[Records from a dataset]
-- Begin --

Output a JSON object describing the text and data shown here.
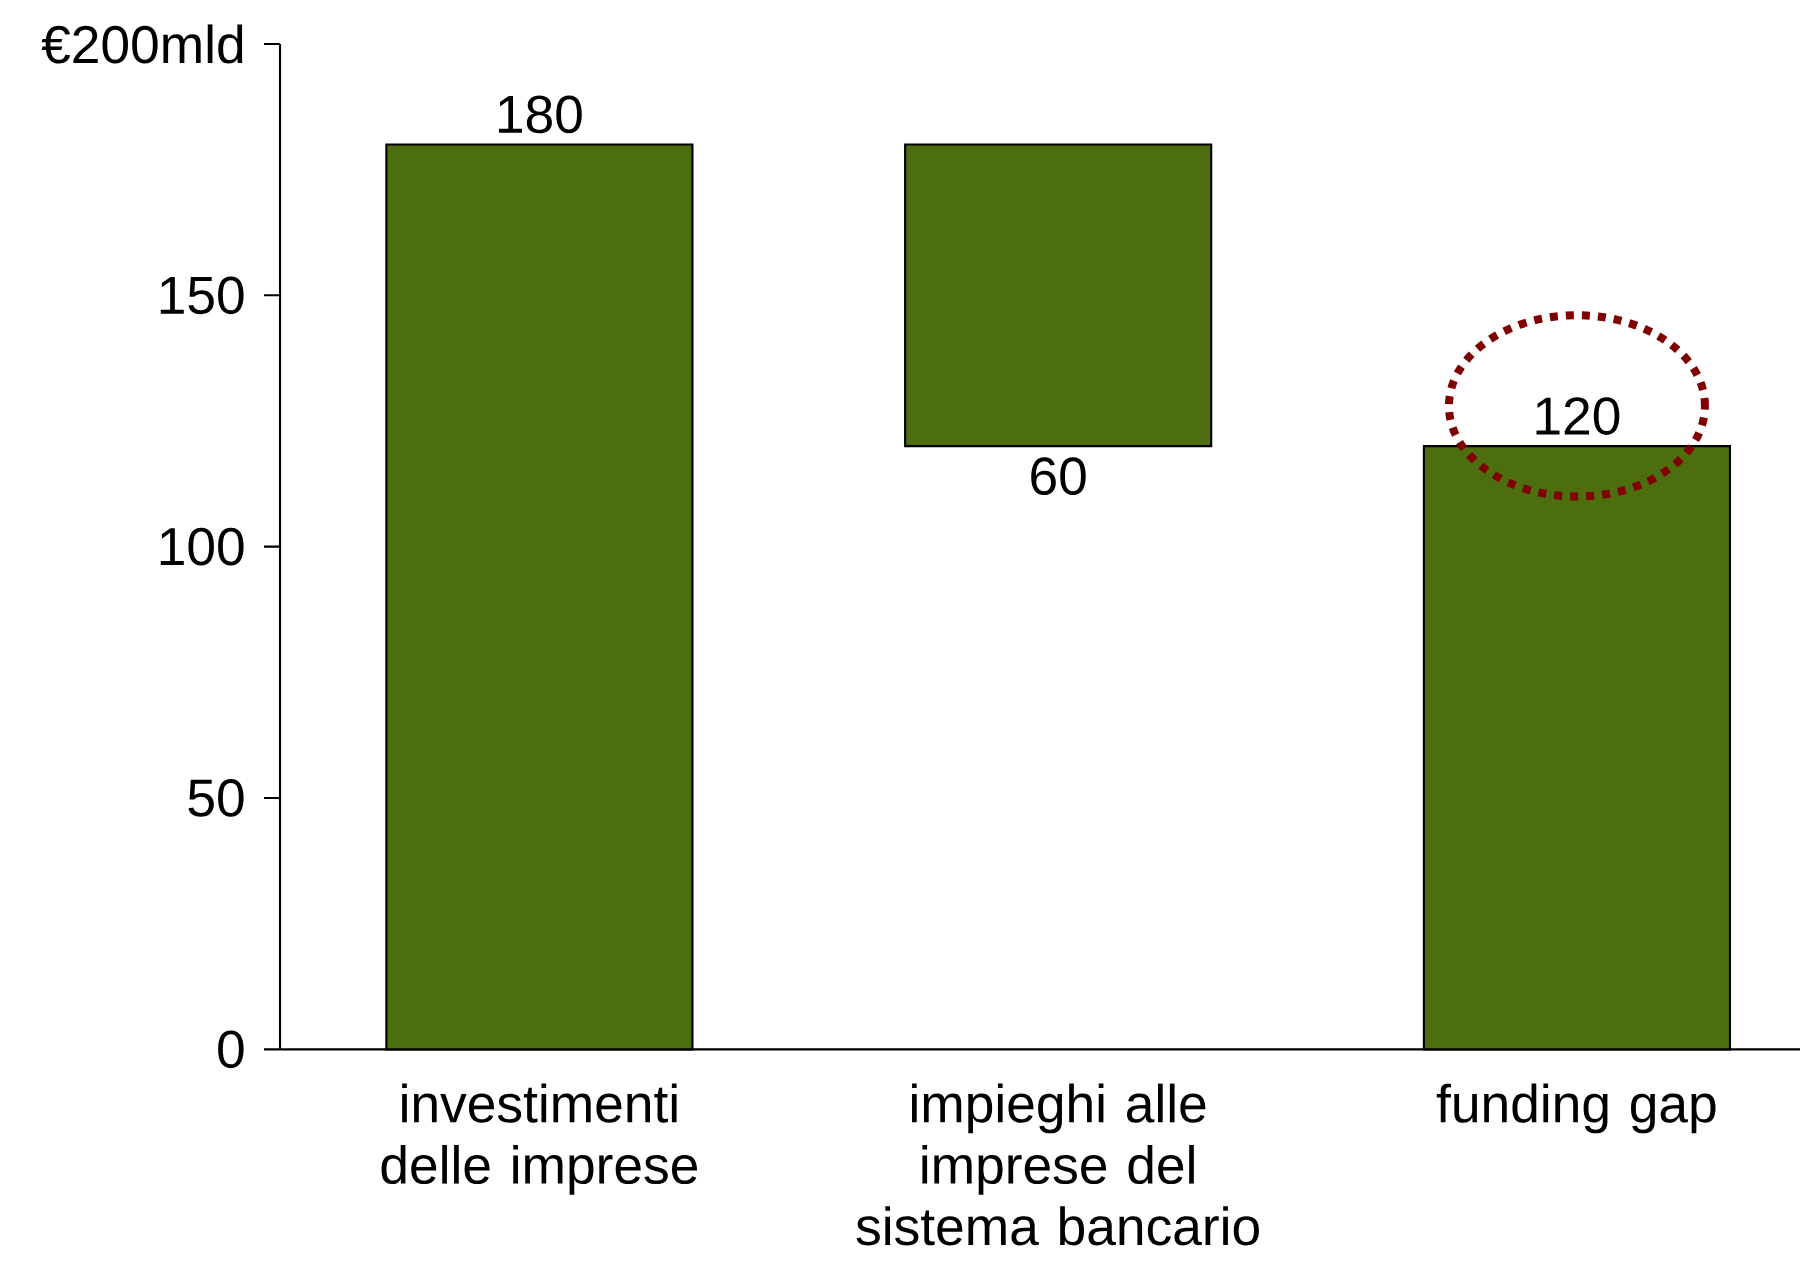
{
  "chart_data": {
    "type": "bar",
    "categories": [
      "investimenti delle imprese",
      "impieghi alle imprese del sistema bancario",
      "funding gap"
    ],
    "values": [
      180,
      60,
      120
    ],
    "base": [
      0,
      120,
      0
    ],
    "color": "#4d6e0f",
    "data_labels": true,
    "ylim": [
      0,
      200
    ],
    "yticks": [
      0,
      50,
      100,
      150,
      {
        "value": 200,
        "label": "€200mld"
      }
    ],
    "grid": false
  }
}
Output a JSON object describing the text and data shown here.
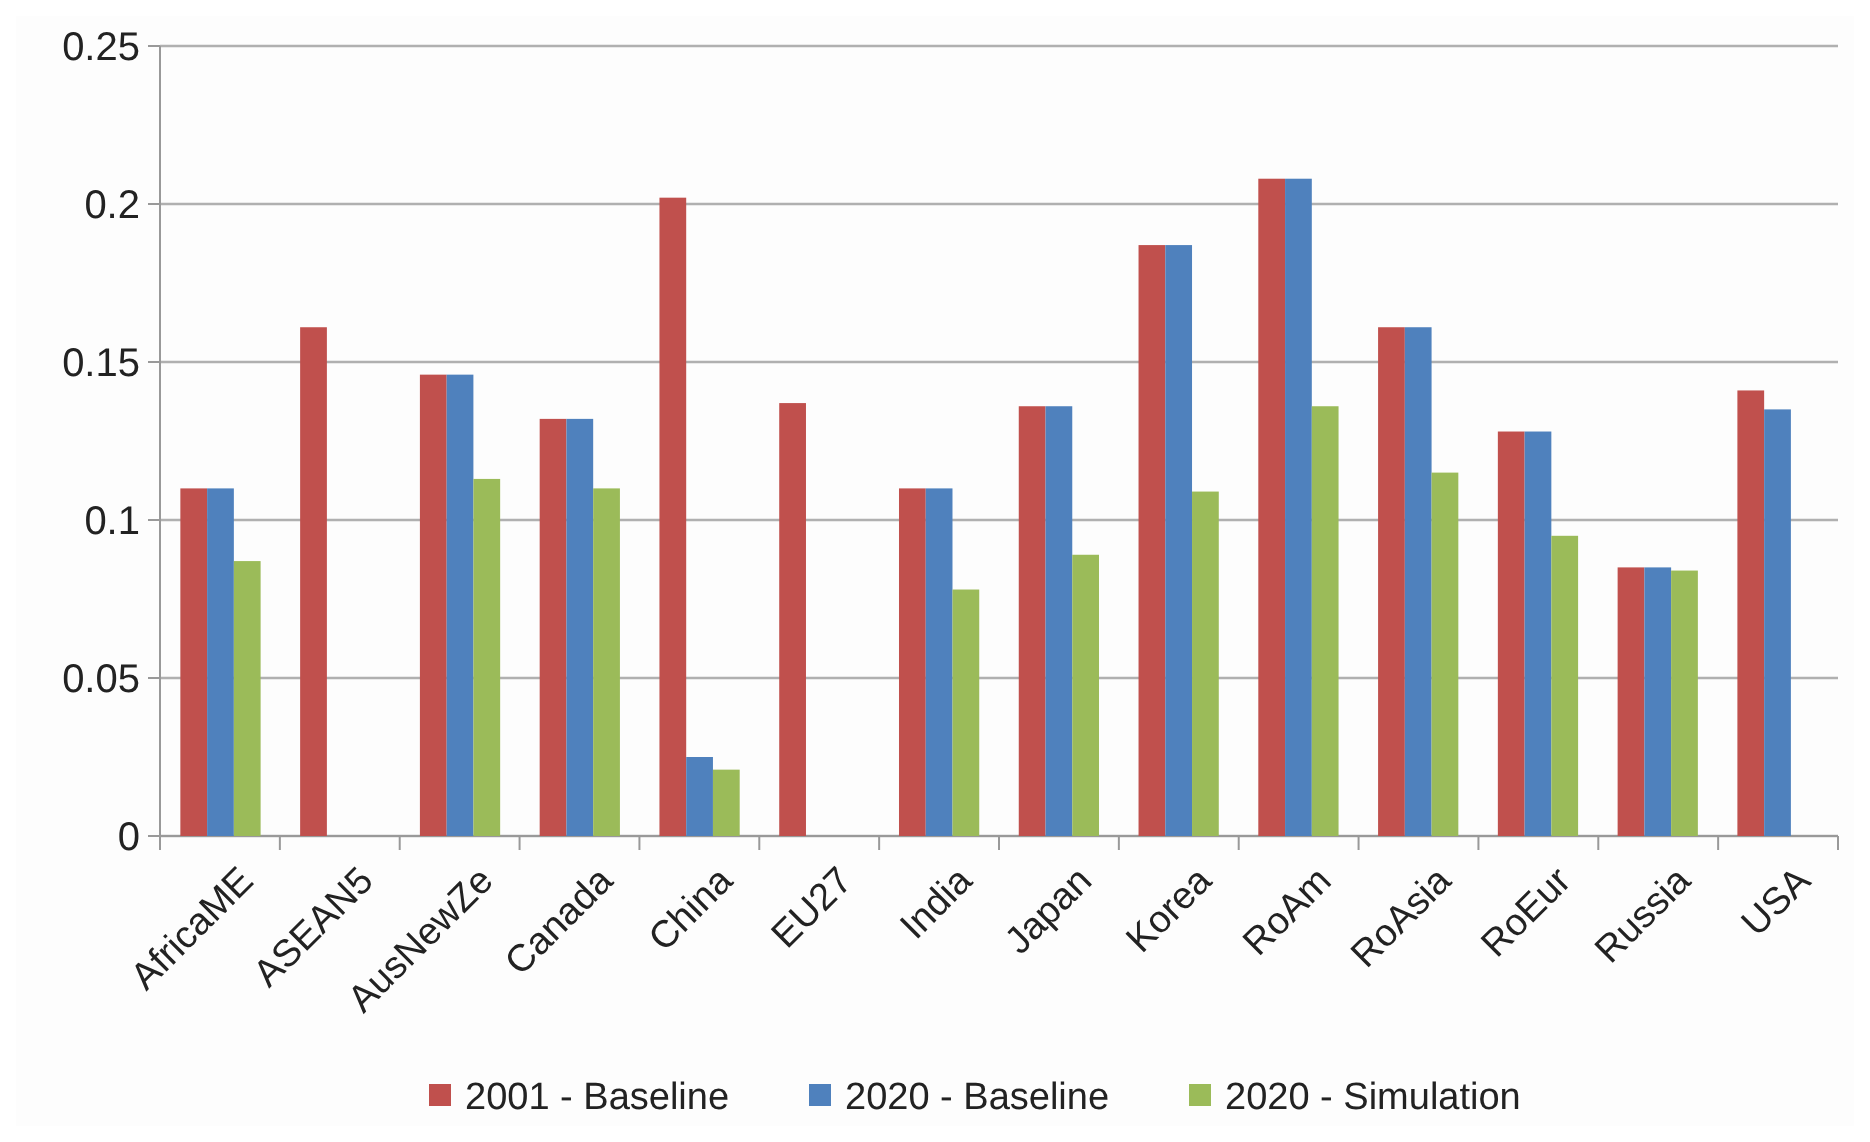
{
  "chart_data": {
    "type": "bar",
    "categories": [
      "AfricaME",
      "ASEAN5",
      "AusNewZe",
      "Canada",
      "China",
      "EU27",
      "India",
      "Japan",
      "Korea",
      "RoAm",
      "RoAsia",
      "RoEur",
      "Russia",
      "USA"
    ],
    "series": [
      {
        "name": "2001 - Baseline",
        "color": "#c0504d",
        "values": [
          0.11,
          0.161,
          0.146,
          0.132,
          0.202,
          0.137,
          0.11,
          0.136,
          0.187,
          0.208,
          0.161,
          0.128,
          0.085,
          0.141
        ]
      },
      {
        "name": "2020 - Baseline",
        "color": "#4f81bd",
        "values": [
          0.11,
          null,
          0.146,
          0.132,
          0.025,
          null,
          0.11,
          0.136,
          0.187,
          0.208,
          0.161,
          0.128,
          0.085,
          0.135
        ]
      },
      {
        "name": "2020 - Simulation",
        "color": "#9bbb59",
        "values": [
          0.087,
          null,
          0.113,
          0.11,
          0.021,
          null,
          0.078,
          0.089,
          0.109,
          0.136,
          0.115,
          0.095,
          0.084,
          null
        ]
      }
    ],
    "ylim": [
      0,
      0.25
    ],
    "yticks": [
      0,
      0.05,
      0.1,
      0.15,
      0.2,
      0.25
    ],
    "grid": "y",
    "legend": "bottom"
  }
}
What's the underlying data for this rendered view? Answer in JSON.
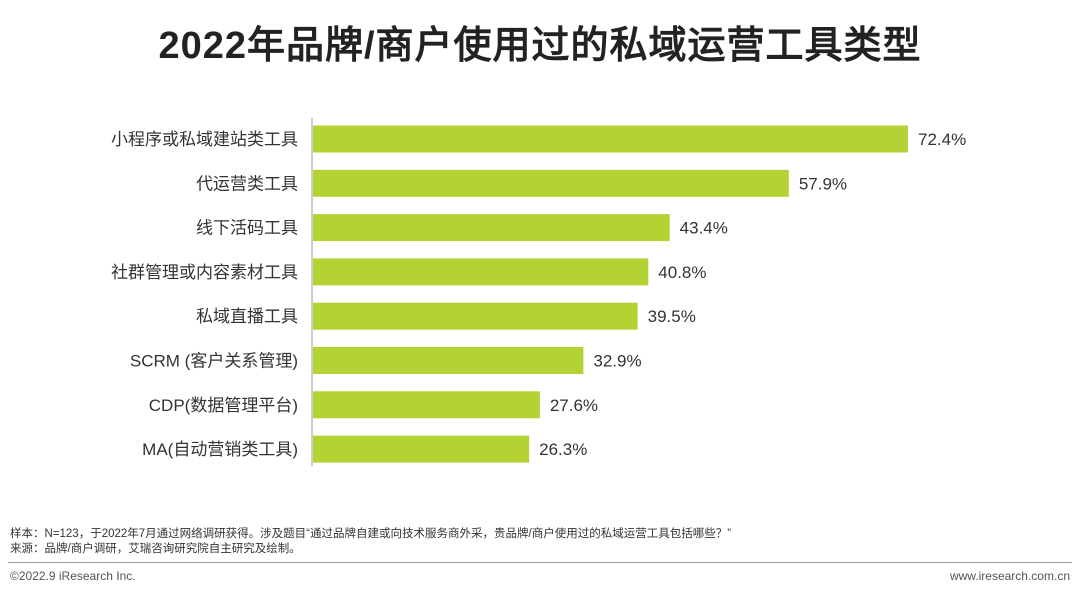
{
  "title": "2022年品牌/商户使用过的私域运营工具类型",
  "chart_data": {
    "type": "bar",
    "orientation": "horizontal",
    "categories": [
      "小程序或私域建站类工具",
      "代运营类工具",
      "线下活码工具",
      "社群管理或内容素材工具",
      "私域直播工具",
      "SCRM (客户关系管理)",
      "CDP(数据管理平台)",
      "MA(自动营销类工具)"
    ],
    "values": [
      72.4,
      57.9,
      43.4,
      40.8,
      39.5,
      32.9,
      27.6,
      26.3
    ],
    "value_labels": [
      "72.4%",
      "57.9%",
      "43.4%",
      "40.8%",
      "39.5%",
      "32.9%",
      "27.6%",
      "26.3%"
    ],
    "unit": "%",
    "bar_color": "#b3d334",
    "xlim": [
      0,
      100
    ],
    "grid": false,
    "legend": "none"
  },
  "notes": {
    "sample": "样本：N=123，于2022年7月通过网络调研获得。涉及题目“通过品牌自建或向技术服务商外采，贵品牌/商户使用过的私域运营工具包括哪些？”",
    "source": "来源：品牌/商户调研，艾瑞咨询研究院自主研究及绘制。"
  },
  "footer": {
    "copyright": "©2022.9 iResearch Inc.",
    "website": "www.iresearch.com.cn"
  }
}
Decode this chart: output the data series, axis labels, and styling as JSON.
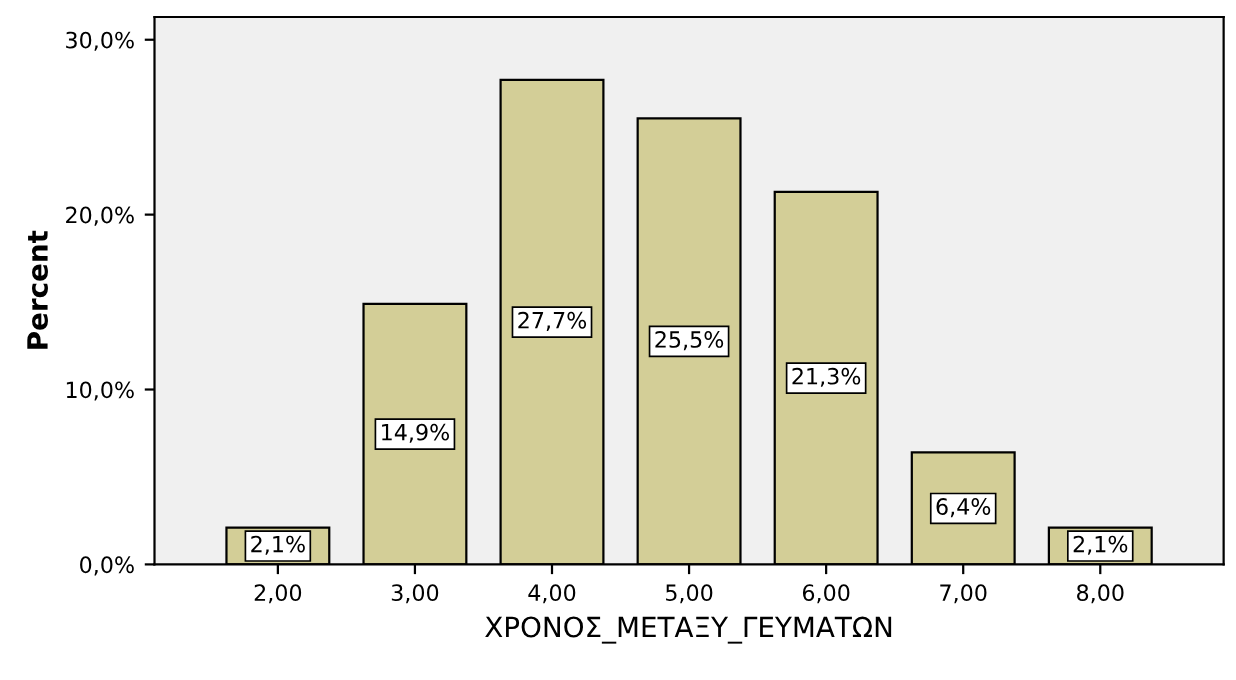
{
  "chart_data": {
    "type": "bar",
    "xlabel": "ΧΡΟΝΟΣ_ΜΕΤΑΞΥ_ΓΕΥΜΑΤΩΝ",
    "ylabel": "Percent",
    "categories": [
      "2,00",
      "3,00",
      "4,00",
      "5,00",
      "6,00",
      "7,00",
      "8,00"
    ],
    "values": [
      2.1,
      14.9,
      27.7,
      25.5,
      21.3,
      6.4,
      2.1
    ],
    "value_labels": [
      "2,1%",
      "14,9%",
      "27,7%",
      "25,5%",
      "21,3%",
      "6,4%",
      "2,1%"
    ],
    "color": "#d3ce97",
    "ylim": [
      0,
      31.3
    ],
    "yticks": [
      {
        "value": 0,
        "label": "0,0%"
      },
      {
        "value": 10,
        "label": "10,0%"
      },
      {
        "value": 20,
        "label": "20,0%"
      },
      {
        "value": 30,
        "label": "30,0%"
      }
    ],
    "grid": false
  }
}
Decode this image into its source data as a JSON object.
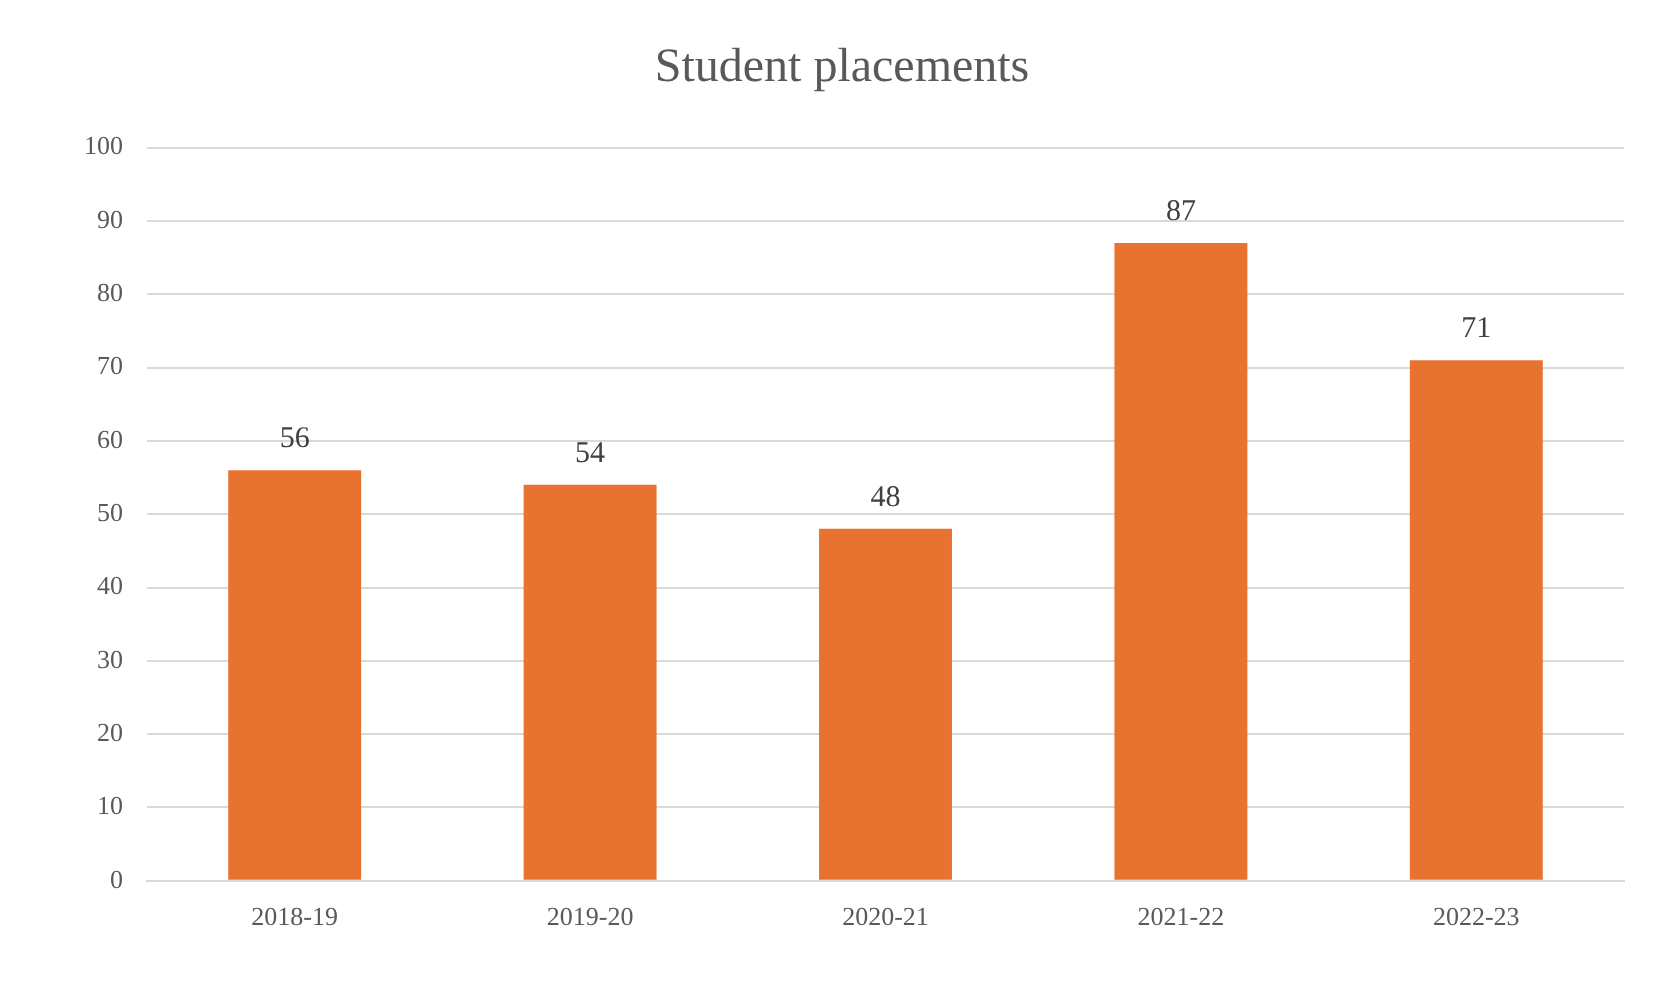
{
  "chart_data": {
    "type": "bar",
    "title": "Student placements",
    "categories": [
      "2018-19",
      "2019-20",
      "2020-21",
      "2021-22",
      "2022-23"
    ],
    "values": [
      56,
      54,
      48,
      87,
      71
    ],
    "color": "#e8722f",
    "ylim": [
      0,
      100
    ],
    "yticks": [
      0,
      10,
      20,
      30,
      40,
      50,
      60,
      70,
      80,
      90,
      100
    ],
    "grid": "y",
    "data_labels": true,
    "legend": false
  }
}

-- End --

DIRECTIONS = Only the lines from the one containing "Decode this chart: output" through the last line of the entries above belong in the copy; reproduce them exactly and drop every picture.

SOLUTION FOR THIS PROBLEM =
Decode this chart: output the data series, axis labels, and styling as JSON.
{
  "chart_data": {
    "type": "bar",
    "xlabel": "ΧΡΟΝΟΣ_ΜΕΤΑΞΥ_ΓΕΥΜΑΤΩΝ",
    "ylabel": "Percent",
    "categories": [
      "2,00",
      "3,00",
      "4,00",
      "5,00",
      "6,00",
      "7,00",
      "8,00"
    ],
    "values": [
      2.1,
      14.9,
      27.7,
      25.5,
      21.3,
      6.4,
      2.1
    ],
    "value_labels": [
      "2,1%",
      "14,9%",
      "27,7%",
      "25,5%",
      "21,3%",
      "6,4%",
      "2,1%"
    ],
    "color": "#d3ce97",
    "ylim": [
      0,
      31.3
    ],
    "yticks": [
      {
        "value": 0,
        "label": "0,0%"
      },
      {
        "value": 10,
        "label": "10,0%"
      },
      {
        "value": 20,
        "label": "20,0%"
      },
      {
        "value": 30,
        "label": "30,0%"
      }
    ],
    "grid": false
  }
}
Decode this image into its source data as a JSON object.
{
  "chart_data": {
    "type": "bar",
    "title": "Student placements",
    "categories": [
      "2018-19",
      "2019-20",
      "2020-21",
      "2021-22",
      "2022-23"
    ],
    "values": [
      56,
      54,
      48,
      87,
      71
    ],
    "color": "#e8722f",
    "ylim": [
      0,
      100
    ],
    "yticks": [
      0,
      10,
      20,
      30,
      40,
      50,
      60,
      70,
      80,
      90,
      100
    ],
    "grid": "y",
    "data_labels": true,
    "legend": false
  }
}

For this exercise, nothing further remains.